--- begin Source data ---

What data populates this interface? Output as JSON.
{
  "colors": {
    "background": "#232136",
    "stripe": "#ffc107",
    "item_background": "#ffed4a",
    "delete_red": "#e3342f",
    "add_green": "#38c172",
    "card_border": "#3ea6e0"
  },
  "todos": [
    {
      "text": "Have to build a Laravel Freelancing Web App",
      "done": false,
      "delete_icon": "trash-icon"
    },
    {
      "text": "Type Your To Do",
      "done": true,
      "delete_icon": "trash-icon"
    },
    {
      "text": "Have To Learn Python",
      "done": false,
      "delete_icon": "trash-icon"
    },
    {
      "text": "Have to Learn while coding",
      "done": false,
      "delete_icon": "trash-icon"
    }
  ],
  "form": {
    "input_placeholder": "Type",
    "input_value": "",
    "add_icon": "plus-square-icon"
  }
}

--- end Source data ---

Task to carry out
Type out the whole listing above again, exactly as it stands.

Task output
What data populates this interface? Output as JSON.
{
  "colors": {
    "background": "#232136",
    "stripe": "#ffc107",
    "item_background": "#ffed4a",
    "delete_red": "#e3342f",
    "add_green": "#38c172",
    "card_border": "#3ea6e0"
  },
  "todos": [
    {
      "text": "Have to build a Laravel Freelancing Web App",
      "done": false,
      "delete_icon": "trash-icon"
    },
    {
      "text": "Type Your To Do",
      "done": true,
      "delete_icon": "trash-icon"
    },
    {
      "text": "Have To Learn Python",
      "done": false,
      "delete_icon": "trash-icon"
    },
    {
      "text": "Have to Learn while coding",
      "done": false,
      "delete_icon": "trash-icon"
    }
  ],
  "form": {
    "input_placeholder": "Type",
    "input_value": "",
    "add_icon": "plus-square-icon"
  }
}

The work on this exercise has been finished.